§ Task instructions: Print the listing below in its entirety, character for character.

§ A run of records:
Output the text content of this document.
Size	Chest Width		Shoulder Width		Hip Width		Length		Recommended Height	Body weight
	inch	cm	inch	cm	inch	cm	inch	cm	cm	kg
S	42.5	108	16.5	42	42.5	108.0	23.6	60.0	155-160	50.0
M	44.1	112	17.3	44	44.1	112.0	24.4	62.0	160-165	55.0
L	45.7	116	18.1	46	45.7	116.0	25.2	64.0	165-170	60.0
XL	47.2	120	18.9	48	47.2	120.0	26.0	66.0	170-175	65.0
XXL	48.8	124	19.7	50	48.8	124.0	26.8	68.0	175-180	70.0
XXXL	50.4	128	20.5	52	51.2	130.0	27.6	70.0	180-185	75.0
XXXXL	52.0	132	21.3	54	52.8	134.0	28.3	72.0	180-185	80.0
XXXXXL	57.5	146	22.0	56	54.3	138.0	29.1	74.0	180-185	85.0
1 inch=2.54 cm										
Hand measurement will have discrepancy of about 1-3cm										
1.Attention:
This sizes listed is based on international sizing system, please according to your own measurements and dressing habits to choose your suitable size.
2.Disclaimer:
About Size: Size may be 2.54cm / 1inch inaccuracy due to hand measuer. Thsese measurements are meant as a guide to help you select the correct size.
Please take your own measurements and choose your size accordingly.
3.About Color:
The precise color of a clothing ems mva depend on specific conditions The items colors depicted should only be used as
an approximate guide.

§ Full output:
Output the text content of this document.
Size	Chest Width		Shoulder Width		Hip Width		Length		Recommended Height	Body weight
	inch	cm	inch	cm	inch	cm	inch	cm	cm	kg
S	42.5	108	16.5	42	42.5	108.0	23.6	60.0	155-160	50.0
M	44.1	112	17.3	44	44.1	112.0	24.4	62.0	160-165	55.0
L	45.7	116	18.1	46	45.7	116.0	25.2	64.0	165-170	60.0
XL	47.2	120	18.9	48	47.2	120.0	26.0	66.0	170-175	65.0
XXL	48.8	124	19.7	50	48.8	124.0	26.8	68.0	175-180	70.0
XXXL	50.4	128	20.5	52	51.2	130.0	27.6	70.0	180-185	75.0
XXXXL	52.0	132	21.3	54	52.8	134.0	28.3	72.0	180-185	80.0
XXXXXL	57.5	146	22.0	56	54.3	138.0	29.1	74.0	180-185	85.0
1 inch=2.54 cm										
Hand measurement will have discrepancy of about 1-3cm										
1.Attention:
This sizes listed is based on international sizing system, please according to your own measurements and dressing habits to choose your suitable size.
2.Disclaimer:
About Size: Size may be 2.54cm / 1inch inaccuracy due to hand measuer. Thsese measurements are meant as a guide to help you select the correct size.
Please take your own measurements and choose your size accordingly.
3.About Color:
The precise color of a clothing ems mva depend on specific conditions The items colors depicted should only be used as
an approximate guide.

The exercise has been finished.